Given task |
Write out the full set of records below exactly.

Data entries for graphics
# # # # #

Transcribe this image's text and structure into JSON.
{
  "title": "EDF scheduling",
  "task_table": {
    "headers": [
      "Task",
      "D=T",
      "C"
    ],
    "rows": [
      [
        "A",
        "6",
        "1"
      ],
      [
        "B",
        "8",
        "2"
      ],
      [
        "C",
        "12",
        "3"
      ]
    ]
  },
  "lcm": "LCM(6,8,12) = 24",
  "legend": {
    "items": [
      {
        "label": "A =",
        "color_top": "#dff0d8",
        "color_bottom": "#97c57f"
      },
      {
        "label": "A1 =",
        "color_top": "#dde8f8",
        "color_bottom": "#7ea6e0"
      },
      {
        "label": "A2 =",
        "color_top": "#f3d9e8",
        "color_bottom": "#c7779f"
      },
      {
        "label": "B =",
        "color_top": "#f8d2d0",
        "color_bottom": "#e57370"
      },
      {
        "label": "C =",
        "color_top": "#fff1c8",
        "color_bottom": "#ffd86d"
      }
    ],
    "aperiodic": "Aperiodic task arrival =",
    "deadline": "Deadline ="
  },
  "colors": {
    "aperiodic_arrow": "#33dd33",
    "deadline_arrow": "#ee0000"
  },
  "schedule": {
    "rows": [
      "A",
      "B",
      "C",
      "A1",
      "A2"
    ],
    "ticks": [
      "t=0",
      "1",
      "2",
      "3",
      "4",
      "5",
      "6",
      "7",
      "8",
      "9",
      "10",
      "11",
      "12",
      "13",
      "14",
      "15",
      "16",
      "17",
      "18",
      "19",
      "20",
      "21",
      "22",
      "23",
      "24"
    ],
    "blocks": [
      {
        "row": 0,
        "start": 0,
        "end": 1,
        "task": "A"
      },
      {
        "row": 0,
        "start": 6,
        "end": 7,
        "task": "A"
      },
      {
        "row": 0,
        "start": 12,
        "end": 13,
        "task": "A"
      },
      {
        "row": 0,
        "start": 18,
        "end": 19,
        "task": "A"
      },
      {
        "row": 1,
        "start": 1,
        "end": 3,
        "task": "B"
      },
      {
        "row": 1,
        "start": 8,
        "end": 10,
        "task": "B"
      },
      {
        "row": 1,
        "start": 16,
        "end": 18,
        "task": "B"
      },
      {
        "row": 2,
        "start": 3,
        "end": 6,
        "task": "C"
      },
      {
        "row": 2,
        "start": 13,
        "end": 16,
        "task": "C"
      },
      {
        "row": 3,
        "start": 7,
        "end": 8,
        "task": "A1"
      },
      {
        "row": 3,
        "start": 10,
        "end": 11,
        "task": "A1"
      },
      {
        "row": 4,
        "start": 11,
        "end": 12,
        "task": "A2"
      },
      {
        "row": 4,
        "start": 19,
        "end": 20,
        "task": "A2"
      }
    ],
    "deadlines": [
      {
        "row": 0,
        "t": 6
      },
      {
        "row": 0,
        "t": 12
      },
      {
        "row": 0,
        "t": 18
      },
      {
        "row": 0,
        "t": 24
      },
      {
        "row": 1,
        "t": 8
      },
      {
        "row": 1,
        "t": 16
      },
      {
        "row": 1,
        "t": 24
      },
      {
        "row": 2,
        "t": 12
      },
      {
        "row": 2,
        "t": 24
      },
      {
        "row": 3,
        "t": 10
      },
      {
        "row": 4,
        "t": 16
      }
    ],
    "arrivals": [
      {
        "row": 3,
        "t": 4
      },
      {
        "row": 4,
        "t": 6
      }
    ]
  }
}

# # # # #

Result of the exercise |
Transcribe this image's text and structure into JSON.
{
  "title": "EDF scheduling",
  "task_table": {
    "headers": [
      "Task",
      "D=T",
      "C"
    ],
    "rows": [
      [
        "A",
        "6",
        "1"
      ],
      [
        "B",
        "8",
        "2"
      ],
      [
        "C",
        "12",
        "3"
      ]
    ]
  },
  "lcm": "LCM(6,8,12) = 24",
  "legend": {
    "items": [
      {
        "label": "A =",
        "color_top": "#dff0d8",
        "color_bottom": "#97c57f"
      },
      {
        "label": "A1 =",
        "color_top": "#dde8f8",
        "color_bottom": "#7ea6e0"
      },
      {
        "label": "A2 =",
        "color_top": "#f3d9e8",
        "color_bottom": "#c7779f"
      },
      {
        "label": "B =",
        "color_top": "#f8d2d0",
        "color_bottom": "#e57370"
      },
      {
        "label": "C =",
        "color_top": "#fff1c8",
        "color_bottom": "#ffd86d"
      }
    ],
    "aperiodic": "Aperiodic task arrival =",
    "deadline": "Deadline ="
  },
  "colors": {
    "aperiodic_arrow": "#33dd33",
    "deadline_arrow": "#ee0000"
  },
  "schedule": {
    "rows": [
      "A",
      "B",
      "C",
      "A1",
      "A2"
    ],
    "ticks": [
      "t=0",
      "1",
      "2",
      "3",
      "4",
      "5",
      "6",
      "7",
      "8",
      "9",
      "10",
      "11",
      "12",
      "13",
      "14",
      "15",
      "16",
      "17",
      "18",
      "19",
      "20",
      "21",
      "22",
      "23",
      "24"
    ],
    "blocks": [
      {
        "row": 0,
        "start": 0,
        "end": 1,
        "task": "A"
      },
      {
        "row": 0,
        "start": 6,
        "end": 7,
        "task": "A"
      },
      {
        "row": 0,
        "start": 12,
        "end": 13,
        "task": "A"
      },
      {
        "row": 0,
        "start": 18,
        "end": 19,
        "task": "A"
      },
      {
        "row": 1,
        "start": 1,
        "end": 3,
        "task": "B"
      },
      {
        "row": 1,
        "start": 8,
        "end": 10,
        "task": "B"
      },
      {
        "row": 1,
        "start": 16,
        "end": 18,
        "task": "B"
      },
      {
        "row": 2,
        "start": 3,
        "end": 6,
        "task": "C"
      },
      {
        "row": 2,
        "start": 13,
        "end": 16,
        "task": "C"
      },
      {
        "row": 3,
        "start": 7,
        "end": 8,
        "task": "A1"
      },
      {
        "row": 3,
        "start": 10,
        "end": 11,
        "task": "A1"
      },
      {
        "row": 4,
        "start": 11,
        "end": 12,
        "task": "A2"
      },
      {
        "row": 4,
        "start": 19,
        "end": 20,
        "task": "A2"
      }
    ],
    "deadlines": [
      {
        "row": 0,
        "t": 6
      },
      {
        "row": 0,
        "t": 12
      },
      {
        "row": 0,
        "t": 18
      },
      {
        "row": 0,
        "t": 24
      },
      {
        "row": 1,
        "t": 8
      },
      {
        "row": 1,
        "t": 16
      },
      {
        "row": 1,
        "t": 24
      },
      {
        "row": 2,
        "t": 12
      },
      {
        "row": 2,
        "t": 24
      },
      {
        "row": 3,
        "t": 10
      },
      {
        "row": 4,
        "t": 16
      }
    ],
    "arrivals": [
      {
        "row": 3,
        "t": 4
      },
      {
        "row": 4,
        "t": 6
      }
    ]
  }
}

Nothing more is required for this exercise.